• LISTED RECORDS:
═══

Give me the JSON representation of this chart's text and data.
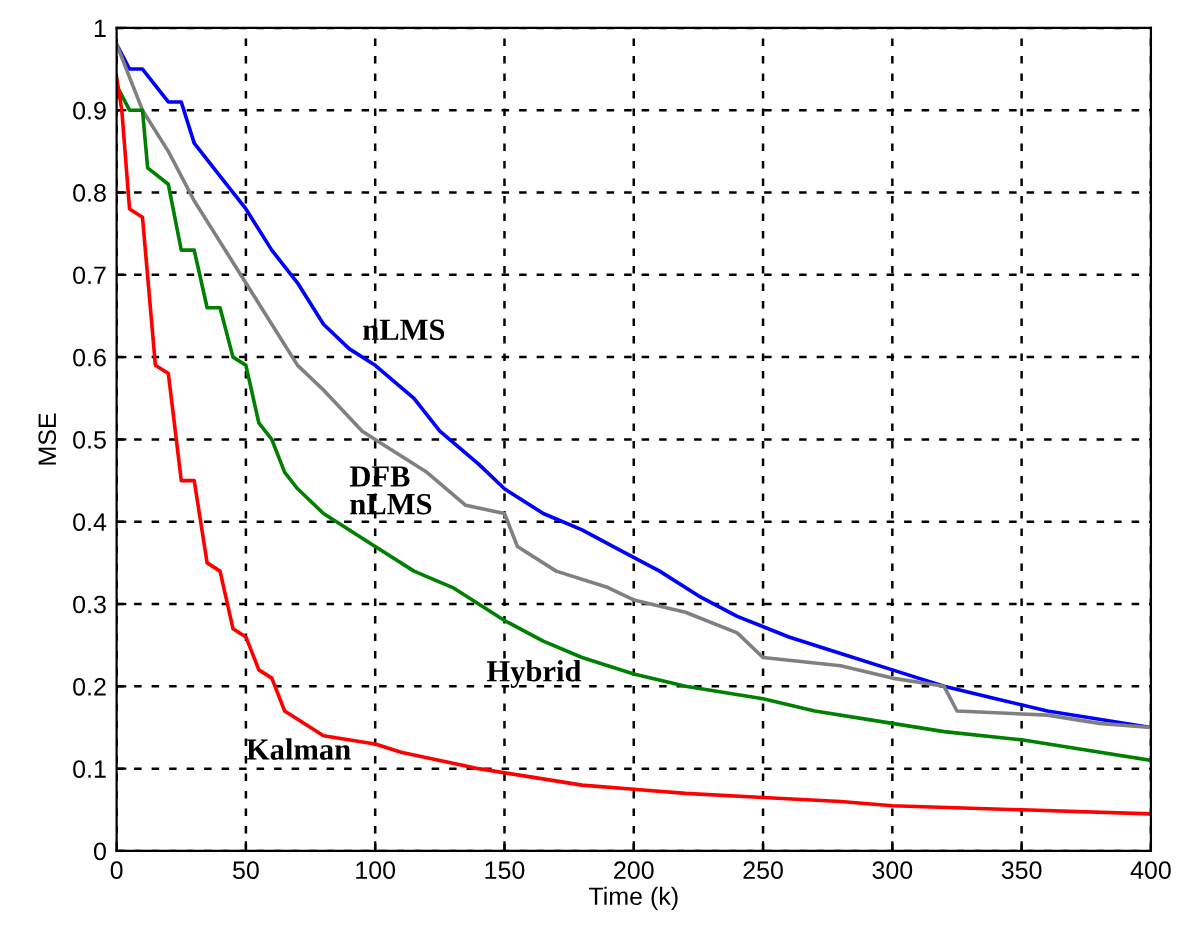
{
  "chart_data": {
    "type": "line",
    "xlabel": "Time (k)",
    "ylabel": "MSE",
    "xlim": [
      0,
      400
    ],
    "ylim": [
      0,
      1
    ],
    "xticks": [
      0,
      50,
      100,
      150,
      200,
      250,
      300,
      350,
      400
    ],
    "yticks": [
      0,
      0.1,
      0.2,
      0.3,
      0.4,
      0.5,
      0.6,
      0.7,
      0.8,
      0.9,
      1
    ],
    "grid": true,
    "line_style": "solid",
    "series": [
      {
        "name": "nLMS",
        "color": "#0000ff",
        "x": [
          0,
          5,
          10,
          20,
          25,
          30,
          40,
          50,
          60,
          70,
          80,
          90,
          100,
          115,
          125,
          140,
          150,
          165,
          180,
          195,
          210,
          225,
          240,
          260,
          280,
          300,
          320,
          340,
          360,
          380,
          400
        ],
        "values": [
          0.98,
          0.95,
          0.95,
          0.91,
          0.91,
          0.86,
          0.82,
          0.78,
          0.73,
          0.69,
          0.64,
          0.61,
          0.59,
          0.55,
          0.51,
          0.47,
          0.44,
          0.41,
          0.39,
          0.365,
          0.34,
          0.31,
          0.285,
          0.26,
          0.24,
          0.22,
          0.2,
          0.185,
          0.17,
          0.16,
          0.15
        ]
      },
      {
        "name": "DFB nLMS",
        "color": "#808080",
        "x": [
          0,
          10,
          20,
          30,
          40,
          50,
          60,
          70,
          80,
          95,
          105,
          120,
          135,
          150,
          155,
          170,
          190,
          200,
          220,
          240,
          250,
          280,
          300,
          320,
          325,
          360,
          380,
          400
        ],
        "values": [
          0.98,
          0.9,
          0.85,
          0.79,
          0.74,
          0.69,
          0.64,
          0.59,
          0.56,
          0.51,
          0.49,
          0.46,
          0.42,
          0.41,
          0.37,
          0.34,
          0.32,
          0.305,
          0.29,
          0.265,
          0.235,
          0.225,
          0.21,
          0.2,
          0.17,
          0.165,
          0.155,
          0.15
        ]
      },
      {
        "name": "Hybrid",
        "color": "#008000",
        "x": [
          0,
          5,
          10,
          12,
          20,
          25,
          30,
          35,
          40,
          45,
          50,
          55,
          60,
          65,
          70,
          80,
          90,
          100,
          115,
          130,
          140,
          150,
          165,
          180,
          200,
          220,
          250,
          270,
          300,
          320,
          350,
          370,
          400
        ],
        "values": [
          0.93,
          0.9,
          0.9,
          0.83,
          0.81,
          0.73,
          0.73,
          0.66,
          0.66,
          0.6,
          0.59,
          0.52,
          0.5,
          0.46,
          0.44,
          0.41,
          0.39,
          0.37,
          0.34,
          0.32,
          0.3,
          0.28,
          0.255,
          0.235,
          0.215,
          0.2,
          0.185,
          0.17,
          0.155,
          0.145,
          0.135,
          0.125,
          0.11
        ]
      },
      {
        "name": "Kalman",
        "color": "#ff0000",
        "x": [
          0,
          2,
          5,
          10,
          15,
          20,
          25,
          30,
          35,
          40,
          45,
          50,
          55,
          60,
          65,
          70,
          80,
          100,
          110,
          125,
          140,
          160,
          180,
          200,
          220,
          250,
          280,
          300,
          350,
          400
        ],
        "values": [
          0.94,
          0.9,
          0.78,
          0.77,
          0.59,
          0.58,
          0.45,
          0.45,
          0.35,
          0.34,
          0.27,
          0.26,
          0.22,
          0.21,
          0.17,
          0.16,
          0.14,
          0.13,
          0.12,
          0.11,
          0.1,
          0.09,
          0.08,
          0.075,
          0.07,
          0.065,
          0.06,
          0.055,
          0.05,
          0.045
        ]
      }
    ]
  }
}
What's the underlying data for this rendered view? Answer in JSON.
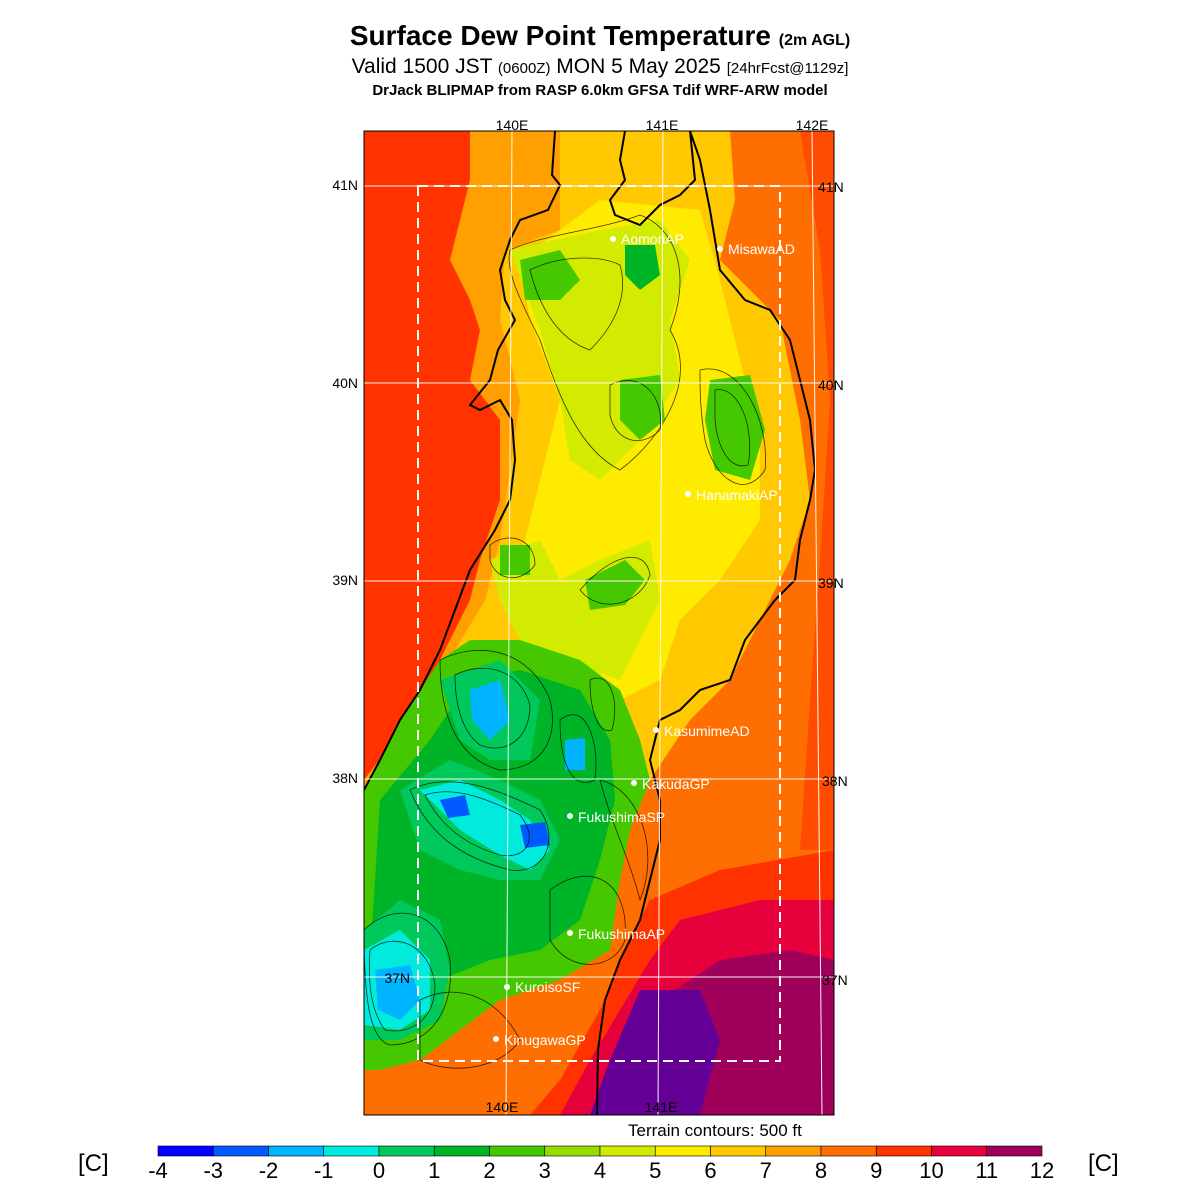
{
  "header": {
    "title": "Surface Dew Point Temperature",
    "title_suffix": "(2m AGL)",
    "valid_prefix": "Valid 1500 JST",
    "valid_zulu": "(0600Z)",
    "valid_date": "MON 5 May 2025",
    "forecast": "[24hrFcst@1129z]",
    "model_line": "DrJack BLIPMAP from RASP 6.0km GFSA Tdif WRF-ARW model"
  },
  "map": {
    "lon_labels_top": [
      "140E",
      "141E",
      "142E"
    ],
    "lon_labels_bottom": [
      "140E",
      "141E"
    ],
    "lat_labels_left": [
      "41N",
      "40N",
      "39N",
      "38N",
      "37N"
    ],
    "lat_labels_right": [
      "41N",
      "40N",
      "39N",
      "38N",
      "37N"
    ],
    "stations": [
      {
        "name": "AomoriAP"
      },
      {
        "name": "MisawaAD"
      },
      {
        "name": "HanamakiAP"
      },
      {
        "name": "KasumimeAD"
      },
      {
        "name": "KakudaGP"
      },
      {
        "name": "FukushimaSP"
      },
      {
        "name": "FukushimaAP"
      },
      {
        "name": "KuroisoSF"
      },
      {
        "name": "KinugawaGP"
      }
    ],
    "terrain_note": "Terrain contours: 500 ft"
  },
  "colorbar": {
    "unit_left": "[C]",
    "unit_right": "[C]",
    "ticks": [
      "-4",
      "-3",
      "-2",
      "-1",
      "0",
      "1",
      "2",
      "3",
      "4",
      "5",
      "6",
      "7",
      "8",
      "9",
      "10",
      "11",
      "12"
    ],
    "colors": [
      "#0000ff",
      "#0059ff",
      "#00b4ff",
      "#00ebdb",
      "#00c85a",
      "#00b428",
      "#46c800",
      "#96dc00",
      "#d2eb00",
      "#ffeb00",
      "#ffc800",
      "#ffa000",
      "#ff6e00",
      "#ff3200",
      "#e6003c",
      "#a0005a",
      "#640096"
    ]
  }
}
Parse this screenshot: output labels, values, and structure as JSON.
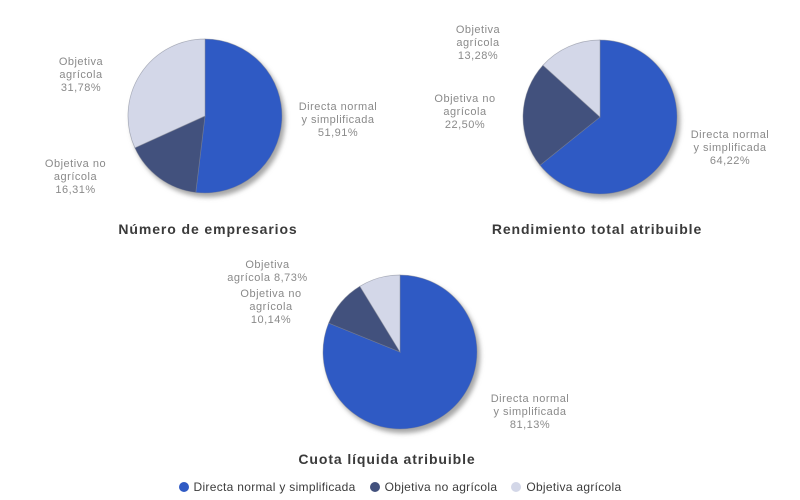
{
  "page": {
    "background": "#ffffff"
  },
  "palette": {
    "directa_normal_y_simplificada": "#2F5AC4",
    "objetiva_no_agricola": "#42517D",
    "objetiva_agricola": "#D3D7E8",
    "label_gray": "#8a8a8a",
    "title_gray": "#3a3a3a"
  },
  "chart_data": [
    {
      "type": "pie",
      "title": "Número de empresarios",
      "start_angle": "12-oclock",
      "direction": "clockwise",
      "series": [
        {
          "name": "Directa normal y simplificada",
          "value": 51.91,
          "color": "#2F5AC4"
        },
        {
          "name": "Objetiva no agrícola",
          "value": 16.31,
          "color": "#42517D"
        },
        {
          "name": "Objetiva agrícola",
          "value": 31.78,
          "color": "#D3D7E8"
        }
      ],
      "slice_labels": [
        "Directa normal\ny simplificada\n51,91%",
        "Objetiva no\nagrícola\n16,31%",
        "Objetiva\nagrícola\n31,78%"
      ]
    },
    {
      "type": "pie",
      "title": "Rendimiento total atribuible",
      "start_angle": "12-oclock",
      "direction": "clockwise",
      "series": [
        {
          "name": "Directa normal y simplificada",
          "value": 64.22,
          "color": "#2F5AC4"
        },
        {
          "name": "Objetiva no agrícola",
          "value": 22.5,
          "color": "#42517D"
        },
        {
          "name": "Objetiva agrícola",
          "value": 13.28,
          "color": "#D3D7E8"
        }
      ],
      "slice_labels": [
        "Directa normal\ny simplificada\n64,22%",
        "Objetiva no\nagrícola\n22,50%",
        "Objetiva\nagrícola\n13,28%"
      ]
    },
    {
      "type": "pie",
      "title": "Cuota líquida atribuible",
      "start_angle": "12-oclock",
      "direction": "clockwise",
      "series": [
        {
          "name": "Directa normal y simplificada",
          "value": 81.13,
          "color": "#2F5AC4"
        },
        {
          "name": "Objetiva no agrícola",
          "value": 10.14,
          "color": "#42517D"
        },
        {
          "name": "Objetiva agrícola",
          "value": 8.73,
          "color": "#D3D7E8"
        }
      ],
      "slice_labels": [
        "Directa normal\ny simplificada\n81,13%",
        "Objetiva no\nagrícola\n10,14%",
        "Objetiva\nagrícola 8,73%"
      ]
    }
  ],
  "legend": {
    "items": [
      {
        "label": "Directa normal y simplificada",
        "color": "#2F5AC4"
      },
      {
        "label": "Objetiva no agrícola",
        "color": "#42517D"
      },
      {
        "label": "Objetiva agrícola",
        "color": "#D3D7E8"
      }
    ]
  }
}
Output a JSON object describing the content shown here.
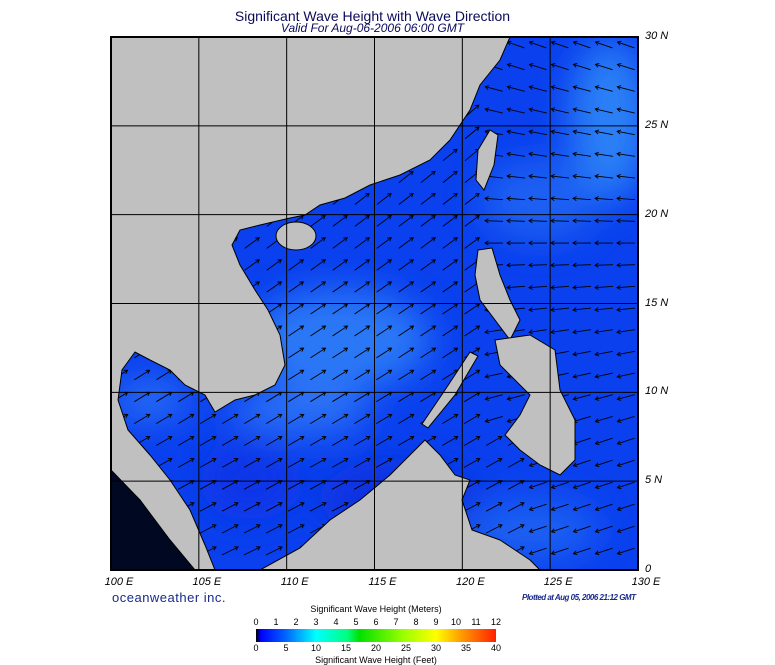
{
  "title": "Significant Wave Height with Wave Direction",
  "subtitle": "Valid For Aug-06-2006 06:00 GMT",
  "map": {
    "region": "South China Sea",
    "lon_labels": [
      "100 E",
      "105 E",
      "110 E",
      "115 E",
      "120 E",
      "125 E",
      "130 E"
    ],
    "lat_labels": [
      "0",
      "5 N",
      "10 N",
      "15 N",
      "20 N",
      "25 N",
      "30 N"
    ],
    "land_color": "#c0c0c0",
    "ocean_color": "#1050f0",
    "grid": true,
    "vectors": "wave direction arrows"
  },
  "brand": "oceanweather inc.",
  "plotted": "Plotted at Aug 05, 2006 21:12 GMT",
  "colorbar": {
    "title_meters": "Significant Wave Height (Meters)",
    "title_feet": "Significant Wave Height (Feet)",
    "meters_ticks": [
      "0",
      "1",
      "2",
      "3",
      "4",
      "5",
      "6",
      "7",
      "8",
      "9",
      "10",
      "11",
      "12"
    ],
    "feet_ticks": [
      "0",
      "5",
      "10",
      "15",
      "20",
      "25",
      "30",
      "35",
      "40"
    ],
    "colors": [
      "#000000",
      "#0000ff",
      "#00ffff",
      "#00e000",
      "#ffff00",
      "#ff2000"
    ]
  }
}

═══

• EXERCISE: Select all lines in the listing above where the word "Height" appears, and show them.

• RESULT OF THIS EXERCISE:
  "title": "Significant Wave Height with Wave Direction",
    "title_meters": "Significant Wave Height (Meters)",
    "title_feet": "Significant Wave Height (Feet)",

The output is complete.